« Les Eastwood » : Paroles et musique

10 décembre 2023


Photo : Visbooks

Parmi les nombreux concerts donnés cet été et cet automne en France par le contrebassiste Kyle Eastwood, retenons celui du 26 novembre 2023 à Antony au théâtre Firmin Gémier. Pendant près de deux heures Kyle a pu interpréter la plupart des morceaux de musique des films de son père, Clint Eastwood. La projection en arrière plan d’un entretien avec Clint Eastwood accompagnait le concert. A Antony, Kyle Eastwood était avec son quintet, sans orchestre symphonique, ce qui lui donnait une allure plus décontractée, plus spontanée. C’était un plaisir d’entendre le père et le fils évoquer avec humour et nostalgie le travail musical de chacun des films dont la bande originale était jouée sur scène.

Le quintet était composé de Kyle à la contrebasse et à la basse; d’Andrew McCormack au piano, d’un dynamisme époustouflant; de Quentin Collins à la trompette et au bugle; de Brandon Allen aux sax et de Chris Higginbottom à la batterie, excellent mais abusant peut-être un peu trop du rim click*. On a pu ainsi se replonger dans l’atmosphère des films de Clint Eastwood.

Clint Eastwood a fait de la musique très jeune. Sa mère jouait du piano. Un jour raconte-il, il a vu un type dans une fête jouer un genre de boogie. « Je peux le faire aussi » se dit-il. Il est la première personne que son fils Kyle a vu jouer. C’est avec lui aussi que Kyle a assisté à son premier concert, le Count Basie Big Band avec le chanteur Joe Williams. Kyle Eastwood a commencé d’abord au piano mais il s’est ensuite orienté vers la contrebasse et la basse qu’il a appris à jouer avec le bassiste français Bunny Brunel.

Consigne: Recopiez le passage de l'article sur les Eastwood qui commence à « Le quintet était » et se termine à « de Clint Eastwood. ». Vous n'aurez pas besoin du matériel.

Données:
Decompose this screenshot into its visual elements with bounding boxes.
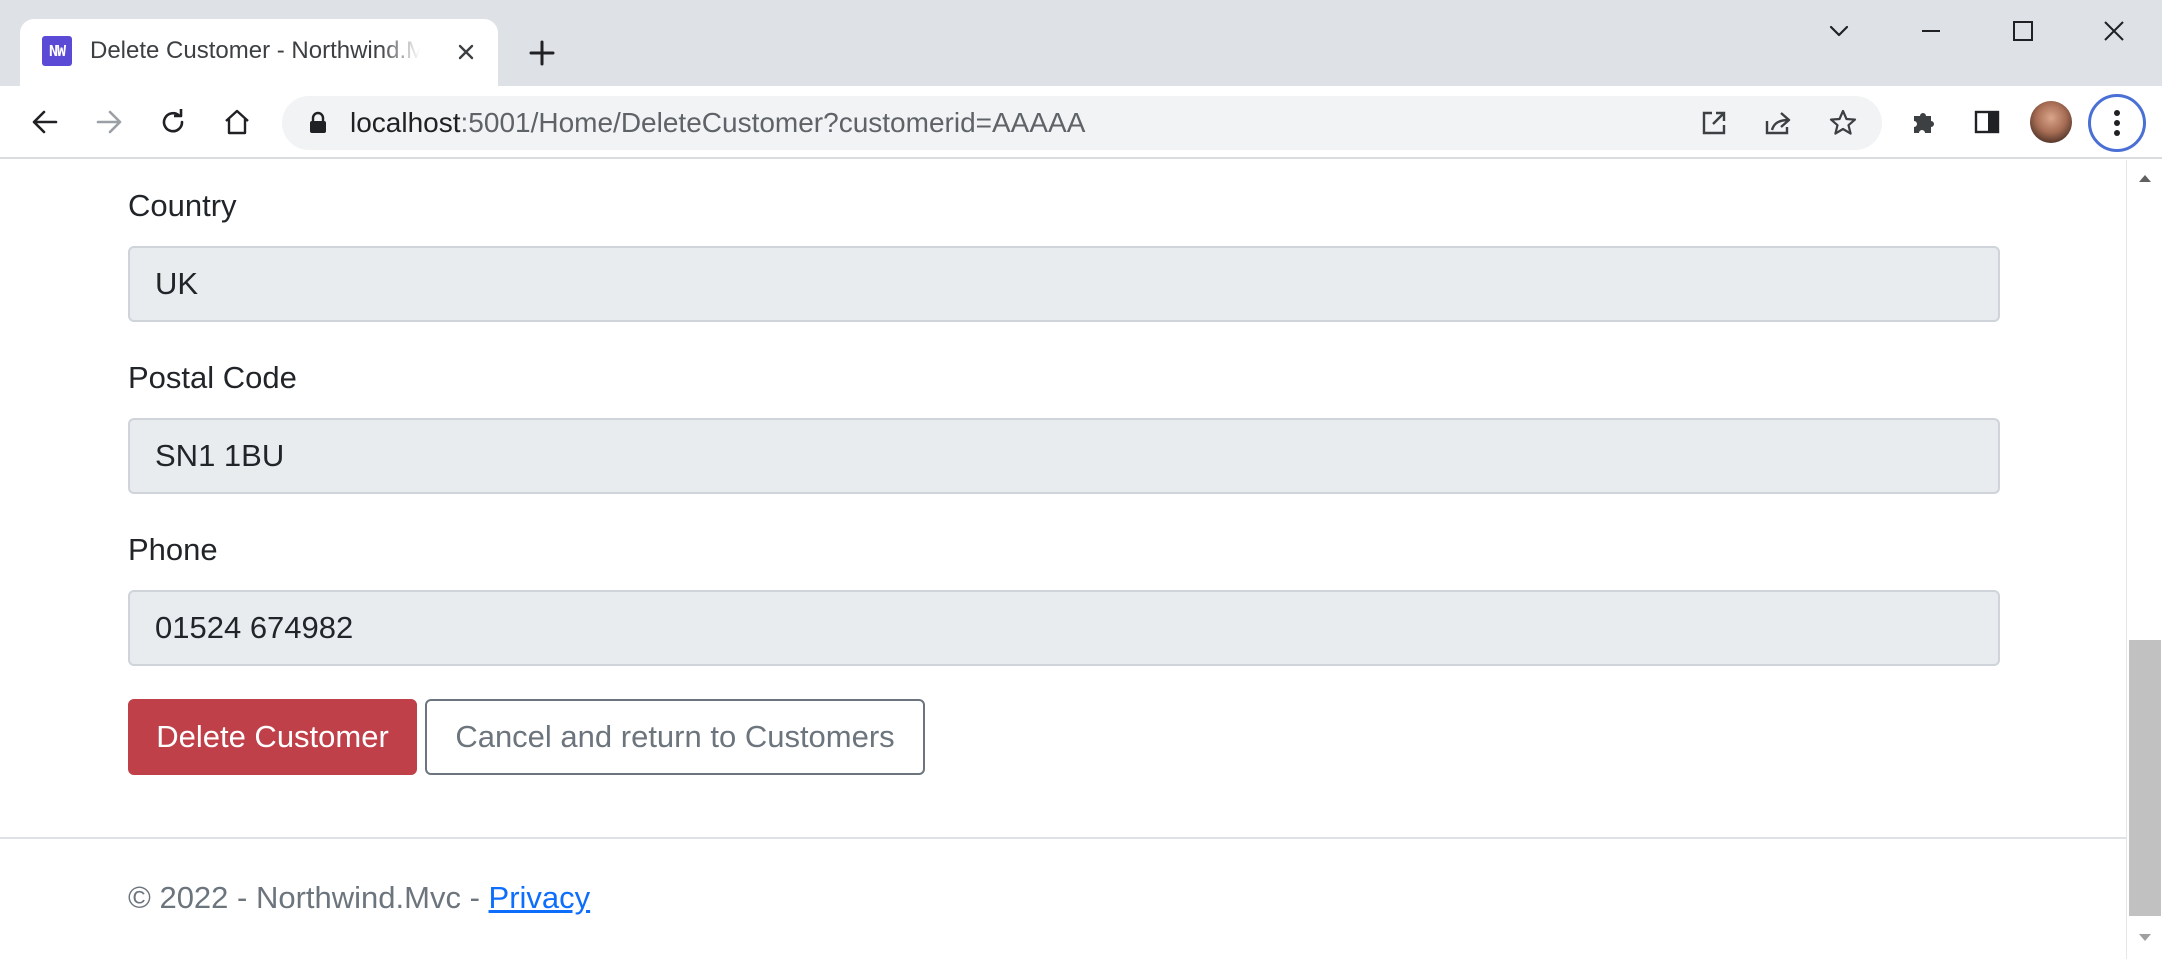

Solution proposée:
Le quintet était composé de Kyle à la contrebasse et à la basse; d’Andrew McCormack au piano, d’un dynamisme époustouflant; de Quentin Collins à la trompette et au bugle; de Brandon Allen aux sax et de Chris Higginbottom à la batterie, excellent mais abusant peut-être un peu trop du rim click*. On a pu ainsi se replonger dans l’atmosphère des films de Clint Eastwood.